▶ Apply what you read:
(a) Answer these about the text on writing off Commonwealth debts:
(i) Under subsection (1A), what must be true of the debtor's whereabouts for a debt to be written off?
(ii) In which case did Mathews J comment on the write-off provisions?
(iii) What does Mathews J call the essential inquiry?
(b) Carry on the text on writing off Commonwealth debts from the point where it stops.

▶ Selected text:
29. Section 1236(1) of the Act sets out the requirements for a debt due to the Commonwealth to be written off:
“1236 Secretary may write off debt
1236(1) Subject to subsection (1A), the Secretary may, on behalf of the Commonwealth, decide to write off a debt, for a stated period or otherwise.
1236(1A) The Secretary may decide to write off a debt under subsection (1) if, and only if:
(a) the debt is irrecoverable at law; or
(b) the debtor has no capacity to repay the debt; or
(c)the debtor’s whereabouts are unknown after all reasonable efforts have been made to locate the debtor; or
(d)the debtor is not receiving a social security payment under this Act and it is not cost effective for the Commonwealth to take action to recover the debt.”
30. A former President of the Tribunal, Mathews J, has commented on the write-off provisions of the Act in Re L and Secretary, Department of Social Security (1995) 21 AAR 412, and observed that the financial circumstances of the debtor and the prospect of the recovery of the debt will necessarily be the primary considerations in deciding whether to write off a debt. Mathews J summarised the position as follows (at 428):
“In summary, I consider that matters relating to the personal financial hardship of the individual are always relevant in any decision as to write off under s 1236(1). Retrospective considerations may occasionally be relevant. The essential inquiry will always be whether recovery is a feasible proposition, bearing in mind the financial means and obligations of the individual concerned. Will recovery cause such personal hardship as to run contrary to the beneficial nature of the legislation? If an affirmative answer is reached to this question, then it would be appropriate to defer recovery in the manner contemplated by s 1236(1).”

▶ Raw data:
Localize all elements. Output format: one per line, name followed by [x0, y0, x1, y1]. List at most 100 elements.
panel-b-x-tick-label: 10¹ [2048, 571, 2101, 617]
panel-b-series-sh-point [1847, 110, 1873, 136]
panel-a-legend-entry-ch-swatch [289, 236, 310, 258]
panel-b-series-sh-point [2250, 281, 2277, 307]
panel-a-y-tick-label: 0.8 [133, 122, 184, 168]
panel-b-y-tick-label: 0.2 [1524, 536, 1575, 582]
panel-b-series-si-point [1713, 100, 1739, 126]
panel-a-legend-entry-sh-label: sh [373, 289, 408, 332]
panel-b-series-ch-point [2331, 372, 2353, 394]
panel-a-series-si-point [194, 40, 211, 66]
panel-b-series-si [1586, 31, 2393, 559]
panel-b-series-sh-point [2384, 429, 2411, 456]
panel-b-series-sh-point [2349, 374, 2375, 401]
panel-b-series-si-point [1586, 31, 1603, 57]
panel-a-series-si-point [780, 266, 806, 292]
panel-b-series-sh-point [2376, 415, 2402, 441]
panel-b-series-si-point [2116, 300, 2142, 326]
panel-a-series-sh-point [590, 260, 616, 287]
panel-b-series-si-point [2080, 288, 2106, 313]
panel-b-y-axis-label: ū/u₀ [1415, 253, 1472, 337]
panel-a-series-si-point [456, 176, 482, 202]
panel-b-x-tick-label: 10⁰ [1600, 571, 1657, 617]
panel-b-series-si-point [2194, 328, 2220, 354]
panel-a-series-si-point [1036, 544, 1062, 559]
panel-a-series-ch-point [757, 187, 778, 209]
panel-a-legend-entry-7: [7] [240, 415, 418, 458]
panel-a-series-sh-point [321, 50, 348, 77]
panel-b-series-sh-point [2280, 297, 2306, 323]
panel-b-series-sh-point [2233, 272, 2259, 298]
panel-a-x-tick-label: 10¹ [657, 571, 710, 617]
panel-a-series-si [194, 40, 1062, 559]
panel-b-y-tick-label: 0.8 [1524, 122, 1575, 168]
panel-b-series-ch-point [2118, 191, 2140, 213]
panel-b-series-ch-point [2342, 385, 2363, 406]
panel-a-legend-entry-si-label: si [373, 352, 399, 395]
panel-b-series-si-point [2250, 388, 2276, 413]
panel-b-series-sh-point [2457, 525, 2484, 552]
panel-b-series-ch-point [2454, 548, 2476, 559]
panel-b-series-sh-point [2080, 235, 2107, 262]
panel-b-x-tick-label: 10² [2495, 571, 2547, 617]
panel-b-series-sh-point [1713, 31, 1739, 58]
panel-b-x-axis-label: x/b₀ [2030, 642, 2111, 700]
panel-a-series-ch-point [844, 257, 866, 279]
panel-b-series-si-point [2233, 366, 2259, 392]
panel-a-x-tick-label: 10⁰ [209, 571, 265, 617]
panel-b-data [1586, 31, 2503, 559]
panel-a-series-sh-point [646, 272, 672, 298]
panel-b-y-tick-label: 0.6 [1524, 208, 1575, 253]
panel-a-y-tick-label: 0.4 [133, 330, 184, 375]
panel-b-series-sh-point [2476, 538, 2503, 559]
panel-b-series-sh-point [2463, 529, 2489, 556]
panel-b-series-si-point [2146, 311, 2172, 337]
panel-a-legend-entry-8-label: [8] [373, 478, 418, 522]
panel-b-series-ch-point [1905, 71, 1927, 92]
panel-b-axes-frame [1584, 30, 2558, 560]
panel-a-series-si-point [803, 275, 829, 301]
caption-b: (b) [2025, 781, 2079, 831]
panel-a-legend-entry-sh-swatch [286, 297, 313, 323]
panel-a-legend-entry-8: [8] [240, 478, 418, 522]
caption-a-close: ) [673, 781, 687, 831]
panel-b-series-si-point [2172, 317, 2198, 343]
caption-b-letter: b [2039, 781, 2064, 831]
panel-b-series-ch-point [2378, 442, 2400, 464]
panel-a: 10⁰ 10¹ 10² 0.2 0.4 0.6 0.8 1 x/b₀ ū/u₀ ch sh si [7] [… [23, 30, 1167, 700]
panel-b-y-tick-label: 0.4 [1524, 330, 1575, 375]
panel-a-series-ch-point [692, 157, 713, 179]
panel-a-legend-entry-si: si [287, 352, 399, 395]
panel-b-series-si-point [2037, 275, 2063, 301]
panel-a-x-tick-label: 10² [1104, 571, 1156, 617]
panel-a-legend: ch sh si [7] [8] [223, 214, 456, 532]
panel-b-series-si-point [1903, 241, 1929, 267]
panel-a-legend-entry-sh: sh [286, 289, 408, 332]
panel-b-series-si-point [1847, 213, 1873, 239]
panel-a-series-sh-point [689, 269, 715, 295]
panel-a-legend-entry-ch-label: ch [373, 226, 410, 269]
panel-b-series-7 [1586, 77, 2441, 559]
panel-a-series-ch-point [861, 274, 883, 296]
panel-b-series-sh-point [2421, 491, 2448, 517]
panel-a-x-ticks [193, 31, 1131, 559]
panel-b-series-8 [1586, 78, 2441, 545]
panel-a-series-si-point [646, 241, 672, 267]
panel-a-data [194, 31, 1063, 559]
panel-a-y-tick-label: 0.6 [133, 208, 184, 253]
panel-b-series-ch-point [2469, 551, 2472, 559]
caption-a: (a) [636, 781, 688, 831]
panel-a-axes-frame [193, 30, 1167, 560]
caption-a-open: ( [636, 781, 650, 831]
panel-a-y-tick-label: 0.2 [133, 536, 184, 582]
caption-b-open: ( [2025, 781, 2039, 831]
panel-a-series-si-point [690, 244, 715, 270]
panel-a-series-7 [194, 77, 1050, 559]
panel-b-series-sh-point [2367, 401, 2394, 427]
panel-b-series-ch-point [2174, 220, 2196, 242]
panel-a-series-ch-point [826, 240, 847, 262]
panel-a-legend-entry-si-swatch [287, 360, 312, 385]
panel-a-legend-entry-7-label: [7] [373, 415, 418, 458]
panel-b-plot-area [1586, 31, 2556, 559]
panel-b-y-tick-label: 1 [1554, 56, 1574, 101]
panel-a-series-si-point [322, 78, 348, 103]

▶ Exercise responses:
(a)
(i) The debtor's whereabouts must be unknown after all reasonable efforts have been made to locate the debtor.
(ii) Re L and Secretary, Department of Social Security (1995) 21 AAR 412.
(iii) Whether recovery is a feasible proposition, bearing in mind the financial means and obligations of the individual concerned.

(b)
31. In considering its discretion for write-off under the Act, the Tribunal has also had regard to a number of factors referred to by the Federal Court in Director-General of Social Services v Hales (1983) 47 ALR 281. These factors were summarised by Senior Member Dwyer in Re Waller and Secretary, Department of Social Security (1985) 8 ALD 26 at 42 as follows:
(a)the fact that the applicant has received public moneys to which he was not entitled;
(b)the way in which the overpayment arose, whether as a result of innocent mistake or fraud;
(c)the financial circumstances of the applicant;
(d)the prospect of recovery;
(e)whether a compromise is offered;
(f)whether recovery should be delayed if there is a prospect that the circumstances of the person who received the overpayment may improve; and
(g) compassionate considerations and the fact that the Act is social welfare legislation and any financial hardship which may result from any action for recovery.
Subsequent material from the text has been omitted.